** SET EXERCISE **
Check each line of the listing for the string "name", then state how many lines have it. Only the number is wanted.

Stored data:
══════════
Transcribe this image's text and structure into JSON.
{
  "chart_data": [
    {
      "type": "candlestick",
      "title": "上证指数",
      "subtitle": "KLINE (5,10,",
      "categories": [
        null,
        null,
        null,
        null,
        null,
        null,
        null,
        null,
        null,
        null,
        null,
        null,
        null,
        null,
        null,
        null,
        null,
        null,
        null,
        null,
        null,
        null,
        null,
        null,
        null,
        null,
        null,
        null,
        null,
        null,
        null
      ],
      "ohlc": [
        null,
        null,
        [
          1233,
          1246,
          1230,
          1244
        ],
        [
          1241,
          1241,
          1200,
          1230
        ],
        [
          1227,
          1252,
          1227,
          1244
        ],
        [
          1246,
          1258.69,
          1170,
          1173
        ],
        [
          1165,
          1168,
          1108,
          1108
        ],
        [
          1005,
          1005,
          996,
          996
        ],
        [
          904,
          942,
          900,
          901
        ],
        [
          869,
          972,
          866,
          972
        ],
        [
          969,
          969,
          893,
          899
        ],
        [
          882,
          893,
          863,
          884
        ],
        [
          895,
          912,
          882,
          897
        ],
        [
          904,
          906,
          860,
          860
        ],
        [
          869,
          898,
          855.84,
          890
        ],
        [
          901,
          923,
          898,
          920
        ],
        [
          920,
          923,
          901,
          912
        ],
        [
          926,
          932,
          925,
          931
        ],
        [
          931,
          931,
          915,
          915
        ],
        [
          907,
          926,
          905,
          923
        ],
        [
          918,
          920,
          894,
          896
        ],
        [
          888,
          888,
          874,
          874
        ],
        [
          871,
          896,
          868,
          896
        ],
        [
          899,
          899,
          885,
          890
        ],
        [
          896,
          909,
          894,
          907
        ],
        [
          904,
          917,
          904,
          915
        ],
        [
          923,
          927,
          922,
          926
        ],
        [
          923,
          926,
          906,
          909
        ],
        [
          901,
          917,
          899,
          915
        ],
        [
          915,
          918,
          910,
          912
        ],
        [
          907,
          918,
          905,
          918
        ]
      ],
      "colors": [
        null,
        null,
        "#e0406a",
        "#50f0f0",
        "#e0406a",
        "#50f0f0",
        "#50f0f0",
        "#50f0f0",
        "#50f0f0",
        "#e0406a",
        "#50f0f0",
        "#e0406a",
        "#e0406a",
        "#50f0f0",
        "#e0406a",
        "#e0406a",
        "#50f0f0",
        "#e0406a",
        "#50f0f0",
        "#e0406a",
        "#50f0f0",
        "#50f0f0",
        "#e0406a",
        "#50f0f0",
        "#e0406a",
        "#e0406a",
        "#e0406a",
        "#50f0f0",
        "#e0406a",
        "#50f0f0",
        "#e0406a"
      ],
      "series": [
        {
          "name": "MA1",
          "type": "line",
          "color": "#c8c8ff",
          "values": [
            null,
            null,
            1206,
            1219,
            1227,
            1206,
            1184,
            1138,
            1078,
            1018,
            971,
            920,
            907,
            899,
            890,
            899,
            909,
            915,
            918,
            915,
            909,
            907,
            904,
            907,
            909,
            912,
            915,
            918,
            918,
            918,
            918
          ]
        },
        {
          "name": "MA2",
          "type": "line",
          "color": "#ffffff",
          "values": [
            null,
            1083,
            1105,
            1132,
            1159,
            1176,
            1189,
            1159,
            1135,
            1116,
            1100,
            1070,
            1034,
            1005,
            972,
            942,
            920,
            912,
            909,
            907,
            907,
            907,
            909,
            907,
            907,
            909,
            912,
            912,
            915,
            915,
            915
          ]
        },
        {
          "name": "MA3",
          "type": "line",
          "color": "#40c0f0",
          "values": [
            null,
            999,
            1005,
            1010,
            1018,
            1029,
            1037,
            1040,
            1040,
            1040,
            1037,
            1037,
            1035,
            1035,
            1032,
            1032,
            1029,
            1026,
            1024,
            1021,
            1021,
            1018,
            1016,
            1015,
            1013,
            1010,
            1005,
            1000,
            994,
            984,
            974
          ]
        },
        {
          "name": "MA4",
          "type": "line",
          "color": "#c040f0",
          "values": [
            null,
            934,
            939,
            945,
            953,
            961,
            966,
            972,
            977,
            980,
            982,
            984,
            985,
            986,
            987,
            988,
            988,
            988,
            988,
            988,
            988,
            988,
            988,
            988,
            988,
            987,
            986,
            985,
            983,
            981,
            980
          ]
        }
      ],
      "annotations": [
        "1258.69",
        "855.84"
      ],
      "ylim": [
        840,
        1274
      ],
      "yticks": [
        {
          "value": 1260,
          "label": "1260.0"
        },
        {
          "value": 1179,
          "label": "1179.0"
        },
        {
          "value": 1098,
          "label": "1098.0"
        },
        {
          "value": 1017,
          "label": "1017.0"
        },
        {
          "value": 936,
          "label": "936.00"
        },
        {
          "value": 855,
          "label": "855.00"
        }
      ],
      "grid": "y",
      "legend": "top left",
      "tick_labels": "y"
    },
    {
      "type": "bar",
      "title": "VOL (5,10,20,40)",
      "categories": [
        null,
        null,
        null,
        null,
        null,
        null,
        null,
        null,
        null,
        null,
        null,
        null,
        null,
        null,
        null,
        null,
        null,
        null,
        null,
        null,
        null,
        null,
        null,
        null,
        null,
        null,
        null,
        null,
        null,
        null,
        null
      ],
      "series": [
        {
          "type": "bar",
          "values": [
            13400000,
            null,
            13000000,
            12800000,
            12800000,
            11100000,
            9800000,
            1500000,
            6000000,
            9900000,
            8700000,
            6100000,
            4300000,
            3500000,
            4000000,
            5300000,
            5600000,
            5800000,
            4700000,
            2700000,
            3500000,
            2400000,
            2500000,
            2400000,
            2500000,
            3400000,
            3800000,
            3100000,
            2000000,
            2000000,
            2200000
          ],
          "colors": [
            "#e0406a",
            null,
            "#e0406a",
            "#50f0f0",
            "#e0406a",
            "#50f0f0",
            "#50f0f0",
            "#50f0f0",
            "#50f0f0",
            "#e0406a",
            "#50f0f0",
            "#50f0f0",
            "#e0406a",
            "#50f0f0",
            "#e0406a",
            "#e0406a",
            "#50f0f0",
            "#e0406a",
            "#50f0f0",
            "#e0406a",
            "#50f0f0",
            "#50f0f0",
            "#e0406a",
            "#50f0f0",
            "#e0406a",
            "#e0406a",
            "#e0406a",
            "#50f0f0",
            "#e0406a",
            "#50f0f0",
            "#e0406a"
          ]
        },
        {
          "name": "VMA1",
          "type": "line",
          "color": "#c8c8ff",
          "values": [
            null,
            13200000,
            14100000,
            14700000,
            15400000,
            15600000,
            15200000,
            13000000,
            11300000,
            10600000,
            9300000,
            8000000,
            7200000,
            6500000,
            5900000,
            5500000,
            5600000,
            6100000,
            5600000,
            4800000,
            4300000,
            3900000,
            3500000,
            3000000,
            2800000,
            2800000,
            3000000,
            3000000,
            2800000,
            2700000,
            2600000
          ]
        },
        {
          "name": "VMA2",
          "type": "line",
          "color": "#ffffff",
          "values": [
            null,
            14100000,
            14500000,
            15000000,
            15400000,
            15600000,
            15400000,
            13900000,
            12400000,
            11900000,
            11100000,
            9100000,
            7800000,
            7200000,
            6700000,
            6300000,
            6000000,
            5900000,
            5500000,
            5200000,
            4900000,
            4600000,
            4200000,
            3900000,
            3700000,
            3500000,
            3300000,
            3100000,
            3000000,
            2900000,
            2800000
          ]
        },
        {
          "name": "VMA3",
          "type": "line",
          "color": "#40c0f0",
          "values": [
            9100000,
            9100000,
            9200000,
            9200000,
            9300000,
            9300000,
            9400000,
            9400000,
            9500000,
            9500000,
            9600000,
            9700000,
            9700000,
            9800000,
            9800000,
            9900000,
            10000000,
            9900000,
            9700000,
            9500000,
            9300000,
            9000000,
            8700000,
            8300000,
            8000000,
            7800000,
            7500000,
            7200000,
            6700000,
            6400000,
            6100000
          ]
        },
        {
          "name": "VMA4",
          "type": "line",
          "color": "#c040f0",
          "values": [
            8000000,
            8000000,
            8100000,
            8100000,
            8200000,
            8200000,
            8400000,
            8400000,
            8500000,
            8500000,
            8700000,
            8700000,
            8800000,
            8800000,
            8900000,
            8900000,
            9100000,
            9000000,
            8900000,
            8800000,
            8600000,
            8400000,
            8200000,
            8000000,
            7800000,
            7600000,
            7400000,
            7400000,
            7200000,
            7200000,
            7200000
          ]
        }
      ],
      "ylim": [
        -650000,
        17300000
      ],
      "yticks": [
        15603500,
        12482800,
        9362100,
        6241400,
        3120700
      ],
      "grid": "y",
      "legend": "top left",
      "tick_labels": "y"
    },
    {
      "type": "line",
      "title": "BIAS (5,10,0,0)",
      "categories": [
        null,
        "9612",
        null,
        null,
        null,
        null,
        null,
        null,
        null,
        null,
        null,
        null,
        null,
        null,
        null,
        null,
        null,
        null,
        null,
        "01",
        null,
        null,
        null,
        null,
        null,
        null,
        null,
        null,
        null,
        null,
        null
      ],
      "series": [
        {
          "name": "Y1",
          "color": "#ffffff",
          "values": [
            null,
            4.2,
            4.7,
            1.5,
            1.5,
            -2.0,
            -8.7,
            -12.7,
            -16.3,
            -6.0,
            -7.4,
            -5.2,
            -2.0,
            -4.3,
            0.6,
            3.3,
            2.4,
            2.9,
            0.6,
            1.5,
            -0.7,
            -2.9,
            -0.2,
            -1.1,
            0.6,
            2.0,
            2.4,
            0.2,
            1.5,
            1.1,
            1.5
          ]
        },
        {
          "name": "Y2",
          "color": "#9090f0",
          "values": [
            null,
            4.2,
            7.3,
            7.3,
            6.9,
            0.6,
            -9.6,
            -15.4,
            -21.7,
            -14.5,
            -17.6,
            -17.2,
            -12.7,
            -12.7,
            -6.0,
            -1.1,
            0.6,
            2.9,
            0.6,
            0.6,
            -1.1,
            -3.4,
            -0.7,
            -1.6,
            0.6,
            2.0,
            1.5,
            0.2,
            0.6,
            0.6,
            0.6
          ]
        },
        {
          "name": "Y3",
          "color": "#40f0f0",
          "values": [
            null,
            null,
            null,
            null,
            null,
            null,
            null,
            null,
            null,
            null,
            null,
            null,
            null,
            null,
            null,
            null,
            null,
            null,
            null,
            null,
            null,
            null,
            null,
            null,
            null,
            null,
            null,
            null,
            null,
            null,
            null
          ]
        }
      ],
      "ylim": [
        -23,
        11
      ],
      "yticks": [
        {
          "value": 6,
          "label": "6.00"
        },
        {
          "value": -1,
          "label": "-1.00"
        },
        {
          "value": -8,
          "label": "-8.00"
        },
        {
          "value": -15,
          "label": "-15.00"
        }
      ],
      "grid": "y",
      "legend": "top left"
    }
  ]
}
══════════
** TASK SOLUTION **
11